Look through the data below and report how many lines include "serving". Only the number should be given.

- - -

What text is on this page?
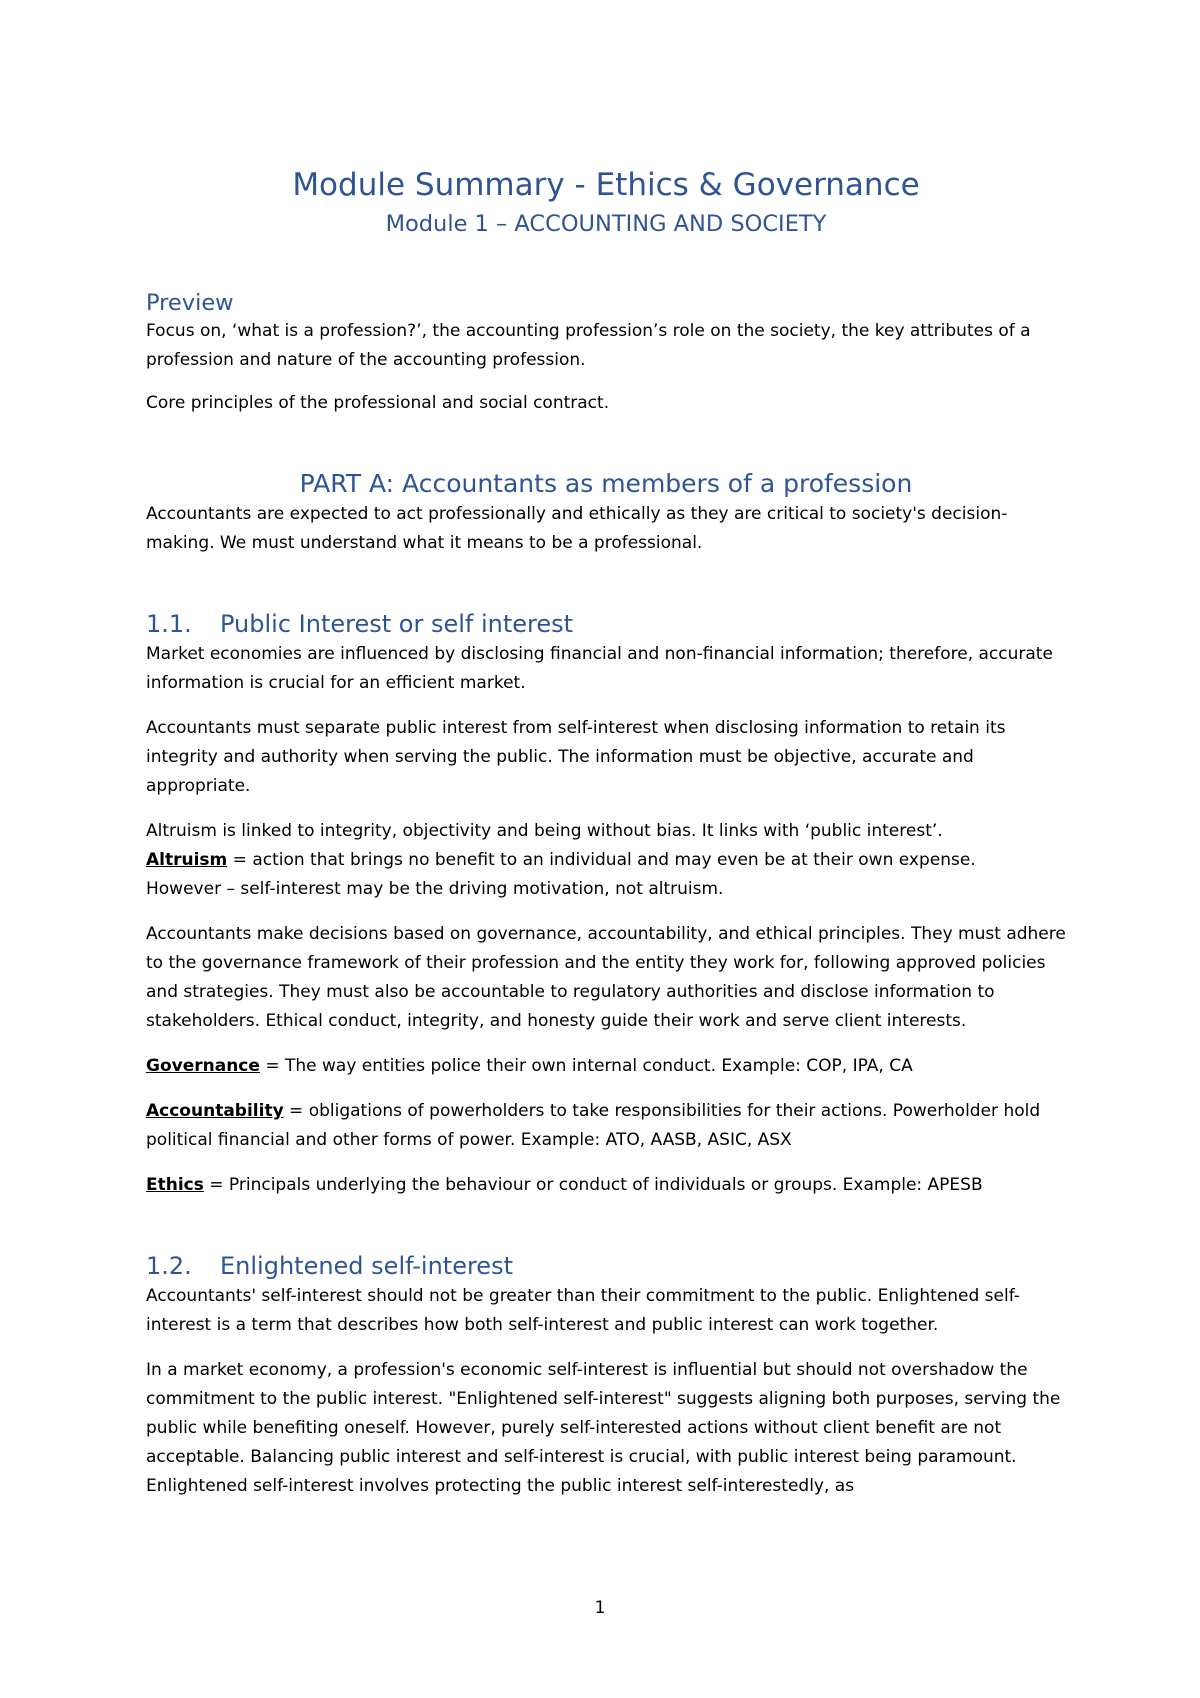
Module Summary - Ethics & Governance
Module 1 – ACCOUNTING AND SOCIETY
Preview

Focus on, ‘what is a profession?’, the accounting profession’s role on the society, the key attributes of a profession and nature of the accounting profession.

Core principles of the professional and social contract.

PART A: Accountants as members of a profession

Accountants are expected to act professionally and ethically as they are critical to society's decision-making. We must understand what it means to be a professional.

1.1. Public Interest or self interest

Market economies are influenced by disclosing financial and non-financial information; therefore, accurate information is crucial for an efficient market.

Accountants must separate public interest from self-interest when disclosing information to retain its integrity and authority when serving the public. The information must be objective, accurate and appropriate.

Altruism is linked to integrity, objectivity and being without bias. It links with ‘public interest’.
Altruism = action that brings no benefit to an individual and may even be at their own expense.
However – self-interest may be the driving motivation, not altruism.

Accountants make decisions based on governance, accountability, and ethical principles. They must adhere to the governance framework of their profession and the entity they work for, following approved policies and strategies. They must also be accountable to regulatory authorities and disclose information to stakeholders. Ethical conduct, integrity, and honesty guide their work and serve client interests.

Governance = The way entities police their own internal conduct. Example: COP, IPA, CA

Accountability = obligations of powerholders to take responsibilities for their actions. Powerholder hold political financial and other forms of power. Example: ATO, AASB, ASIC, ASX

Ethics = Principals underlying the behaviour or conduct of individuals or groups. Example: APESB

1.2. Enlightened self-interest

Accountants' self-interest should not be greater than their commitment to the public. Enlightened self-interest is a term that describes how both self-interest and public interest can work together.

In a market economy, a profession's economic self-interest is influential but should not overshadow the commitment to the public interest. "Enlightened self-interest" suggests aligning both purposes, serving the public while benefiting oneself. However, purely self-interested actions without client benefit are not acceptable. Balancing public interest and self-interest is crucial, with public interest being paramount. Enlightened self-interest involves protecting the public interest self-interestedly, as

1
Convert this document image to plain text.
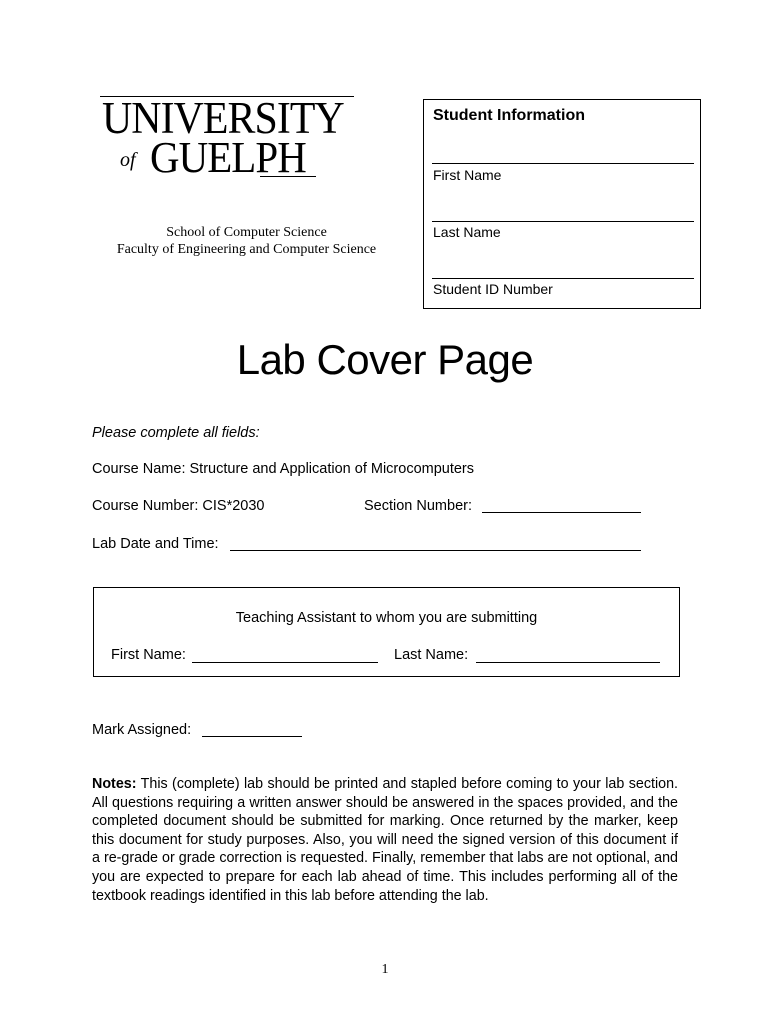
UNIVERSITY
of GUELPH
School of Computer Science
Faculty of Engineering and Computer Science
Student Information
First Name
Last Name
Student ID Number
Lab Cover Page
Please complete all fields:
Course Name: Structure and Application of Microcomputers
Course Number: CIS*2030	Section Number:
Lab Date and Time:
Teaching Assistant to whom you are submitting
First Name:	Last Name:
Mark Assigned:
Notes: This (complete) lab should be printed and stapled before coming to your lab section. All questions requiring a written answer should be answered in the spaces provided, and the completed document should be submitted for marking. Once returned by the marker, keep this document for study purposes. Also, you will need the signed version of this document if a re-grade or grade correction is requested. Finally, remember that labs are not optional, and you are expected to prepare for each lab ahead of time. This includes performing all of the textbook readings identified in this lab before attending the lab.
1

- - -

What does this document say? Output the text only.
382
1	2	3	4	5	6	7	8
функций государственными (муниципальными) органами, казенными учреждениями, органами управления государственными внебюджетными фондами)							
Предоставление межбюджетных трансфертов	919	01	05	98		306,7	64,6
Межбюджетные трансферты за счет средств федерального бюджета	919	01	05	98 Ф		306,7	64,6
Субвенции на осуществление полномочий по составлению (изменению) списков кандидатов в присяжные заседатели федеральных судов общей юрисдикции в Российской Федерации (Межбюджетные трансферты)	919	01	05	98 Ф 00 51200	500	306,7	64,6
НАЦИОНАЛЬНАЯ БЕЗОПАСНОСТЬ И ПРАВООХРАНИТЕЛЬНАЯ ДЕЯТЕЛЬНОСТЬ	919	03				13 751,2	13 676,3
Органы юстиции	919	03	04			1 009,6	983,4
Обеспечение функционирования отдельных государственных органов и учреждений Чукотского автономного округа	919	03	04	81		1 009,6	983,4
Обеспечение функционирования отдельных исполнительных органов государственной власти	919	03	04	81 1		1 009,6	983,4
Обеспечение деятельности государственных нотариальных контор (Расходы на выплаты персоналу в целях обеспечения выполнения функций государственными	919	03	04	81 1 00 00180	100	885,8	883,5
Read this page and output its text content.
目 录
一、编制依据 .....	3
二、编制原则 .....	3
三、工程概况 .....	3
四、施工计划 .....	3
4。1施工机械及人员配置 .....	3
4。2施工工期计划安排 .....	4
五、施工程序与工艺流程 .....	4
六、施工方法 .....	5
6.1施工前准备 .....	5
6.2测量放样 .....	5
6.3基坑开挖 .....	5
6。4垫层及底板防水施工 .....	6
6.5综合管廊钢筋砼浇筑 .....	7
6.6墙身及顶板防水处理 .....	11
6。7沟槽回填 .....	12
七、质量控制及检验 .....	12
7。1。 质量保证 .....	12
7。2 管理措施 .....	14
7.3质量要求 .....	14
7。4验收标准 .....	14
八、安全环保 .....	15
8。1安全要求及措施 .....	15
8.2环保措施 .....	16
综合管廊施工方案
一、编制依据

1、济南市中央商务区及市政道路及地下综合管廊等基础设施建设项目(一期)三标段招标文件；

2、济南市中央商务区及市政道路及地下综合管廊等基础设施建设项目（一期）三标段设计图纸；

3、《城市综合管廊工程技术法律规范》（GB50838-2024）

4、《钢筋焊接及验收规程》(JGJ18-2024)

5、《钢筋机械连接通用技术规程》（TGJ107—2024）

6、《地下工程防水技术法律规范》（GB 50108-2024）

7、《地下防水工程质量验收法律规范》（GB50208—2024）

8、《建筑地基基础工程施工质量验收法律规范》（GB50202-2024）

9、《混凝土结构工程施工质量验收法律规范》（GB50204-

- - -

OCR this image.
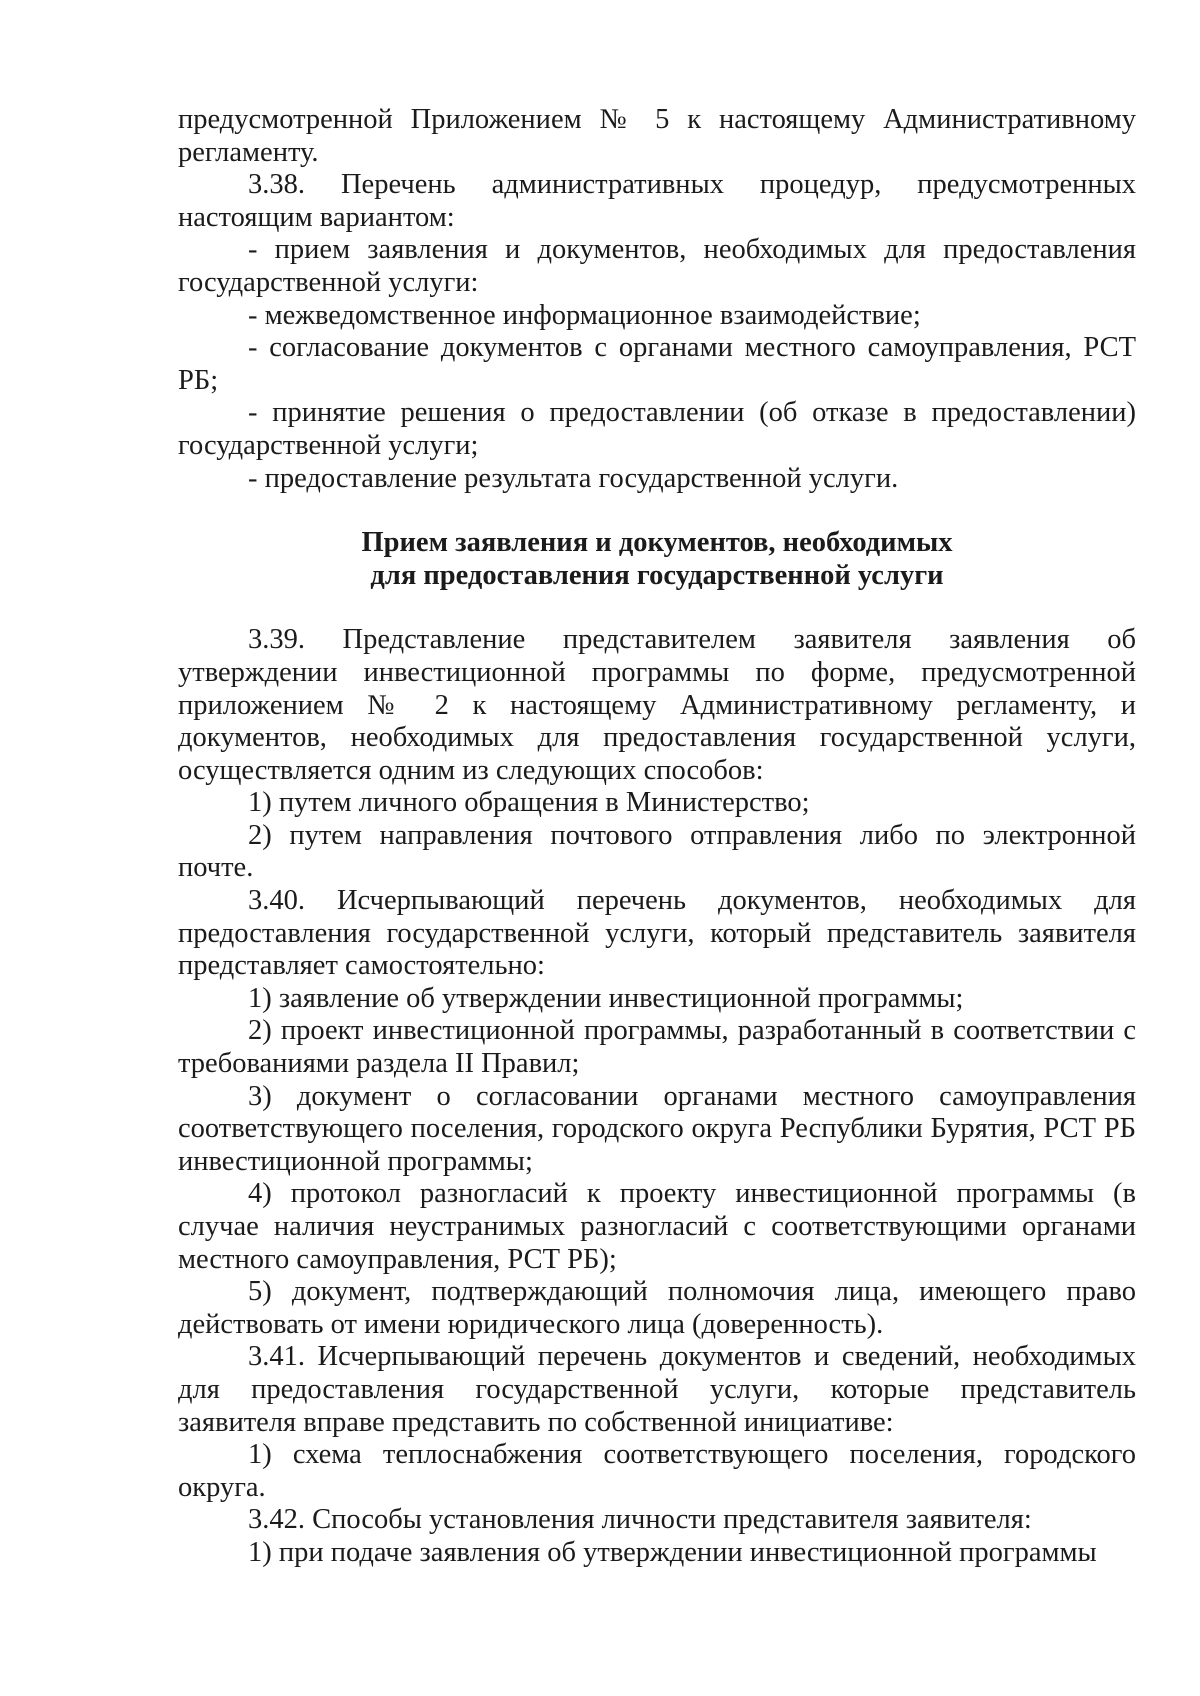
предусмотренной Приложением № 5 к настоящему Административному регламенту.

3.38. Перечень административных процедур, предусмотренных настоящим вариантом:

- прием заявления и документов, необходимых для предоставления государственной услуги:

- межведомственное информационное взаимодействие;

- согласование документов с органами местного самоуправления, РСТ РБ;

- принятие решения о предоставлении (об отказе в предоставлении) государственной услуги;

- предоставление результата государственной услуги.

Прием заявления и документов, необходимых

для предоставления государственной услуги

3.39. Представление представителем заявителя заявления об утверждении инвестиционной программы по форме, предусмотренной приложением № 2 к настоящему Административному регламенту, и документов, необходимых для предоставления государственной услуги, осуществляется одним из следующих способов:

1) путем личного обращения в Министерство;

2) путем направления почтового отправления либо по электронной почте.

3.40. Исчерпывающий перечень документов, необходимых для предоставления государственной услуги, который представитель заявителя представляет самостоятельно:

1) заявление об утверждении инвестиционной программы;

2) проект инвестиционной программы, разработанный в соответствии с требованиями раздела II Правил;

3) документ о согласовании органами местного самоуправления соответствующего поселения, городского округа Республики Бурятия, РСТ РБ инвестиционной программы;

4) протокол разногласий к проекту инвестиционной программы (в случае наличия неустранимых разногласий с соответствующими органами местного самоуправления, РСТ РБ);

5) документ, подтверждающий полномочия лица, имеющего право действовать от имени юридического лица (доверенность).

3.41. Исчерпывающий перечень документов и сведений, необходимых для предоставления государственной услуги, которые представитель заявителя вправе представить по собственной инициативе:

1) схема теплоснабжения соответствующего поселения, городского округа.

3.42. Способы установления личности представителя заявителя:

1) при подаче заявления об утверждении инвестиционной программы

- - -

The output:
2